Task goal>
Spot each line that carries the word "observed"; copy those lines.

Listing>
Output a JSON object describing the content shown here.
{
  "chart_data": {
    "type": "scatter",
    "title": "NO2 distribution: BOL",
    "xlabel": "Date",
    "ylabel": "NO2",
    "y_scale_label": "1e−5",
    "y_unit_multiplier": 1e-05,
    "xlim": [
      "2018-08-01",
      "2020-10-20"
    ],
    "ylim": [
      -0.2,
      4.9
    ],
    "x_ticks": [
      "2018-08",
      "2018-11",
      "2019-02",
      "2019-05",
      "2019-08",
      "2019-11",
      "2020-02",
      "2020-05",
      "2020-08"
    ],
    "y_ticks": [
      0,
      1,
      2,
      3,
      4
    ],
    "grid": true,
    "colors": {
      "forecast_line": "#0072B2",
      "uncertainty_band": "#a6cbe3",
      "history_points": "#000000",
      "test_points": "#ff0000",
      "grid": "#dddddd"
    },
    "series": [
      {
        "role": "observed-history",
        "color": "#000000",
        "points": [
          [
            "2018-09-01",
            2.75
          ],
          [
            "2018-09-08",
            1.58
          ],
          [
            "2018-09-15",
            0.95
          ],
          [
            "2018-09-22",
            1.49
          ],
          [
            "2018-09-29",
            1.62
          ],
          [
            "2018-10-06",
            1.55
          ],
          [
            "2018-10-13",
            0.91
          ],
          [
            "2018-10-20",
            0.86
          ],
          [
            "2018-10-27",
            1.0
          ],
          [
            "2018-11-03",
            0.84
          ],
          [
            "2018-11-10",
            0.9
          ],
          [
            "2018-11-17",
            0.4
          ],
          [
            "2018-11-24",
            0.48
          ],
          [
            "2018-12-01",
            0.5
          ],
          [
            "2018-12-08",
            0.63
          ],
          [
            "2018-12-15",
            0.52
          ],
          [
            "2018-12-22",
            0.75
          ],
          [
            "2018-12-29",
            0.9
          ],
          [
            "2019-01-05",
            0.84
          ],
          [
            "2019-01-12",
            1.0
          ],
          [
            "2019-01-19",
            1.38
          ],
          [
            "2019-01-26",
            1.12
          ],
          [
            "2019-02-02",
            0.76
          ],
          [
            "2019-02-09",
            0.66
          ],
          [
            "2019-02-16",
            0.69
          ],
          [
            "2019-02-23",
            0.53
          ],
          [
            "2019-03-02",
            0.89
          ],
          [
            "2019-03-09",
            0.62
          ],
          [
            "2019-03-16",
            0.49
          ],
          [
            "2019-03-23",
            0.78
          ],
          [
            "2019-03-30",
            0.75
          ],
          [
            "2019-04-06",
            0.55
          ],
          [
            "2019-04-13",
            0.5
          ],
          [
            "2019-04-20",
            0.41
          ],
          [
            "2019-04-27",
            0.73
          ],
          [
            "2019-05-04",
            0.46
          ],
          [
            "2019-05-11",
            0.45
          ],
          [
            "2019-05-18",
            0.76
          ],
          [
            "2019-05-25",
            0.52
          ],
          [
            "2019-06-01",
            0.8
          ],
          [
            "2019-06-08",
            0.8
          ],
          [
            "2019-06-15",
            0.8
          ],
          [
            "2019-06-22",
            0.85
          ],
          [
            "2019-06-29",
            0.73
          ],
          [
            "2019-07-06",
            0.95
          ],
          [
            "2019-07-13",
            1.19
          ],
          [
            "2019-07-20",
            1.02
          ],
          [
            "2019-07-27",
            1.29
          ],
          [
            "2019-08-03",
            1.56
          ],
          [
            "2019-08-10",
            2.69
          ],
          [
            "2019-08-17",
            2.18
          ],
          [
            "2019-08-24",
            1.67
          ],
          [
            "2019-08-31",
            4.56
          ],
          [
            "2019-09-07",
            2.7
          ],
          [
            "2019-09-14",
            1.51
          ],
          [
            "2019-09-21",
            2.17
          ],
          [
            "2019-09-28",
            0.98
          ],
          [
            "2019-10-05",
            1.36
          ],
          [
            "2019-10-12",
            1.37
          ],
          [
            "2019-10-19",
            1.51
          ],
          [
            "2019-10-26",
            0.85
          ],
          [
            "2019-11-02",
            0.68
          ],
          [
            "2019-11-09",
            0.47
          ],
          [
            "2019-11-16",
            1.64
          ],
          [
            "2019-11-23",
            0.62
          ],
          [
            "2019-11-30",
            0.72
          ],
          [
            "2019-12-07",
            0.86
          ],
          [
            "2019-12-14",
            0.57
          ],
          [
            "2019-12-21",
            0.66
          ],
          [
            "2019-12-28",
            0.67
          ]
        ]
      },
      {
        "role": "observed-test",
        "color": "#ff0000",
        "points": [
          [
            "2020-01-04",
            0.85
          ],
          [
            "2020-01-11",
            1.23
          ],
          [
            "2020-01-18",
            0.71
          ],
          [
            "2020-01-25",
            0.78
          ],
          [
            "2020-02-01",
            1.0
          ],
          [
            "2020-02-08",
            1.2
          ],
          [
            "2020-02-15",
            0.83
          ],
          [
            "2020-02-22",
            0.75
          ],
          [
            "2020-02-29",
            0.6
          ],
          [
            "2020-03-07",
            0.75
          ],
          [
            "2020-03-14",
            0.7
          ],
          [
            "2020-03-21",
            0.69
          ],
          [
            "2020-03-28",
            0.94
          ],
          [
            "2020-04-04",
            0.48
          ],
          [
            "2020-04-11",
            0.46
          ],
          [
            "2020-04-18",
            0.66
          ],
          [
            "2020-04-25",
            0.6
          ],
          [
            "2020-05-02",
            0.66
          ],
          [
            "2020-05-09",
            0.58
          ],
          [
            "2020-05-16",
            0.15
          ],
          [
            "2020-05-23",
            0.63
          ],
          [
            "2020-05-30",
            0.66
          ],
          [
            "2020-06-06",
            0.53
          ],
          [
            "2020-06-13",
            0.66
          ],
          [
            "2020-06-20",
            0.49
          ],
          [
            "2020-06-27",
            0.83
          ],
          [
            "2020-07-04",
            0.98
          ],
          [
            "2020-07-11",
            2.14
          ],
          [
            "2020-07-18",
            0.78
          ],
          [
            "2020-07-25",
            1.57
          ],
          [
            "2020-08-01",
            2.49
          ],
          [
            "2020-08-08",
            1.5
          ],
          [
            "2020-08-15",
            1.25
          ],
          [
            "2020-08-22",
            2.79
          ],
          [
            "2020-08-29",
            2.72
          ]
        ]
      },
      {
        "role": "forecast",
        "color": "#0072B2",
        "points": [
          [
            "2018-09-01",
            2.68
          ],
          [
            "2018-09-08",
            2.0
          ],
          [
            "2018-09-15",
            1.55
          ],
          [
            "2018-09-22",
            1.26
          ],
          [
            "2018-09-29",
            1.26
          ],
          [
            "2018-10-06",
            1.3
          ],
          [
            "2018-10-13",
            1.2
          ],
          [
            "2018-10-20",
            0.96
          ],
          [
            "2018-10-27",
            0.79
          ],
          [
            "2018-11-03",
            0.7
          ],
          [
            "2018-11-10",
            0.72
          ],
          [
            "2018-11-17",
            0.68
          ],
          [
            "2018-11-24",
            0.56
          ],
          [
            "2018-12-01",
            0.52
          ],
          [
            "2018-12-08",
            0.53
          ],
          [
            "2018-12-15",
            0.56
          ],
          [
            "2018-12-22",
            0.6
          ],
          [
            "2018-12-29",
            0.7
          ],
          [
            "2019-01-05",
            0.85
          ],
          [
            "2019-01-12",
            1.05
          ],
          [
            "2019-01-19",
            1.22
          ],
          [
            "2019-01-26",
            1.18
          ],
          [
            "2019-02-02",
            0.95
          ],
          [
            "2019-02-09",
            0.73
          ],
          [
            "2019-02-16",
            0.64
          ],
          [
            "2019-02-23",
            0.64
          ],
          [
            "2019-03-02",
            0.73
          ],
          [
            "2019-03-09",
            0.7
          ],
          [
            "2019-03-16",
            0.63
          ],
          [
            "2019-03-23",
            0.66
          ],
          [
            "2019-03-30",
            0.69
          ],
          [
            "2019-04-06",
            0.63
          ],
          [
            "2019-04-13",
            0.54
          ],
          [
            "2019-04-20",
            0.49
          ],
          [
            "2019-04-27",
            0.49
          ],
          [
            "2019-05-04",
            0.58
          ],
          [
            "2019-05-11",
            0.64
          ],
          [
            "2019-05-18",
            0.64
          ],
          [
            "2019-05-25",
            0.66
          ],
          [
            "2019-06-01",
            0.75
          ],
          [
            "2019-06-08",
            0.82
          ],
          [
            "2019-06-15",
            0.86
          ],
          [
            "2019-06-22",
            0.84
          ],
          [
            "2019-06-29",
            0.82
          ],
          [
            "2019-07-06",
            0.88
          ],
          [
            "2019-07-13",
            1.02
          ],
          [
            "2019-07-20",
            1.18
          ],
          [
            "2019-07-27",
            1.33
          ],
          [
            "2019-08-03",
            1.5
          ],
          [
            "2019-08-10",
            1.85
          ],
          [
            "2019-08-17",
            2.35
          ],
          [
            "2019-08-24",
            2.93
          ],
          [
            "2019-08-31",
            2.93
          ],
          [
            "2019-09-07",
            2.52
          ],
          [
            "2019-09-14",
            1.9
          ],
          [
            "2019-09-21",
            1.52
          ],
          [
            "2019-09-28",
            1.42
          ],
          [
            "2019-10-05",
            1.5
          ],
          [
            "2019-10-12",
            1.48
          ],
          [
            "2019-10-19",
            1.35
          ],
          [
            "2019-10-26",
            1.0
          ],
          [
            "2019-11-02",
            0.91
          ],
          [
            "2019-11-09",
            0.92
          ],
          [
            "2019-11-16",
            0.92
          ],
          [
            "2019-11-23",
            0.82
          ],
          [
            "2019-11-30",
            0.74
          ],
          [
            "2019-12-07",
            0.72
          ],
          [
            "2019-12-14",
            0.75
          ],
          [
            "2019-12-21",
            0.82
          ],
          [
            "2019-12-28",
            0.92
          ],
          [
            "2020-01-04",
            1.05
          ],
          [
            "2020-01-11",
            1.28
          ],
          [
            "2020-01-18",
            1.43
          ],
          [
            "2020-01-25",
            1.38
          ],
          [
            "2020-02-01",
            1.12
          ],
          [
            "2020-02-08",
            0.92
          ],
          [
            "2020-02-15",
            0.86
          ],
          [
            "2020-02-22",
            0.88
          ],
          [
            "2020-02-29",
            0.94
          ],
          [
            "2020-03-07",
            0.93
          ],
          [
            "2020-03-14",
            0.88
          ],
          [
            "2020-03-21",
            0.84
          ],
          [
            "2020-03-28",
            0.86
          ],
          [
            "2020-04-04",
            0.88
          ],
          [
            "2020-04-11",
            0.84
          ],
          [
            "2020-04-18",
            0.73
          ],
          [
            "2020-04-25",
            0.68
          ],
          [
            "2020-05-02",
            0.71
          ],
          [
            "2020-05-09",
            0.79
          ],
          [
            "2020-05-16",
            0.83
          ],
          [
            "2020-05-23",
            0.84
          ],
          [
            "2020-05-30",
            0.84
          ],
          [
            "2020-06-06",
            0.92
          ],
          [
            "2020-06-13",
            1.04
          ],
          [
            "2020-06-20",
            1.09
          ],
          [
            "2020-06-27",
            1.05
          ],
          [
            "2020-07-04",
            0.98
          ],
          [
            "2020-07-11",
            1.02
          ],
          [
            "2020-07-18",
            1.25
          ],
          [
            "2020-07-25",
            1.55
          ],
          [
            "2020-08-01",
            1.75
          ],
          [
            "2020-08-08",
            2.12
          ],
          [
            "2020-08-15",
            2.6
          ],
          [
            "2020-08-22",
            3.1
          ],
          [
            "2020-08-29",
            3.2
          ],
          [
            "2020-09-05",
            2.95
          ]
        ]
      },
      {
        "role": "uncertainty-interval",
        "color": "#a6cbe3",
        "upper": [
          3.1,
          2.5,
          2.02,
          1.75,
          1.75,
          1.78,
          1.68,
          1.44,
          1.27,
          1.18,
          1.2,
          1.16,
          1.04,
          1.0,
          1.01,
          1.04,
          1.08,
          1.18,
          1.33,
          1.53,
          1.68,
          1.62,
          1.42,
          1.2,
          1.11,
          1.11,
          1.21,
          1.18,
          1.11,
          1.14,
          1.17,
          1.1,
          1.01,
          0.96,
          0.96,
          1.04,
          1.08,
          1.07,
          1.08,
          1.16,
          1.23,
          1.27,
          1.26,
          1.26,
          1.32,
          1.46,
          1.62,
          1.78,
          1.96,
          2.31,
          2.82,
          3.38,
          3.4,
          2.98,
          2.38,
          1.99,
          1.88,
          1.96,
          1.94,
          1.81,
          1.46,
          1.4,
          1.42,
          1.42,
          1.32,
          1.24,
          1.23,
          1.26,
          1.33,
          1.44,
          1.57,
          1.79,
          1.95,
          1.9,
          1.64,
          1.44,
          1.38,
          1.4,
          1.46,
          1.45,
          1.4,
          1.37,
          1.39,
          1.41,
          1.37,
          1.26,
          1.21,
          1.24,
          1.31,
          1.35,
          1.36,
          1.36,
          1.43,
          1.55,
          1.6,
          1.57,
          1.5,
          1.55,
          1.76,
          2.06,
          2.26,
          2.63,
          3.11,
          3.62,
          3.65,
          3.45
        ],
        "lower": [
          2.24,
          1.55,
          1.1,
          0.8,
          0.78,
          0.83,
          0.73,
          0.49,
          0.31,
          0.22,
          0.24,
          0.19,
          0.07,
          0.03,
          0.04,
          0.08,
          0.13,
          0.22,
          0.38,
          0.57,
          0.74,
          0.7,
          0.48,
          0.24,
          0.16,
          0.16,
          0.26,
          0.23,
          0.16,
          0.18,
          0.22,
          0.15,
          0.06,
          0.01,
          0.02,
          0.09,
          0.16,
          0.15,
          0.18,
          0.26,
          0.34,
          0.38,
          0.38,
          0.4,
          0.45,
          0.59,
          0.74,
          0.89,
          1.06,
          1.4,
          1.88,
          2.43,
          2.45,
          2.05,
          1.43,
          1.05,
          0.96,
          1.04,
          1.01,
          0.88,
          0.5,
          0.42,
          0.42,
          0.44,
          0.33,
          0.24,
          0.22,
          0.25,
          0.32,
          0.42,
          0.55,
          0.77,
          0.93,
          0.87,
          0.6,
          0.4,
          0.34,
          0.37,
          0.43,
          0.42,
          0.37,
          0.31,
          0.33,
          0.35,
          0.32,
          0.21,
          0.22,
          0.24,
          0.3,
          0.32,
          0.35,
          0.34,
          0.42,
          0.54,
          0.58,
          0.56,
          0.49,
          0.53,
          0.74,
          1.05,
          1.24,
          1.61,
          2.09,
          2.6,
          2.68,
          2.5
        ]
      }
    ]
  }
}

Solution for this exercise>
        "role": "observed-history",
        "role": "observed-test",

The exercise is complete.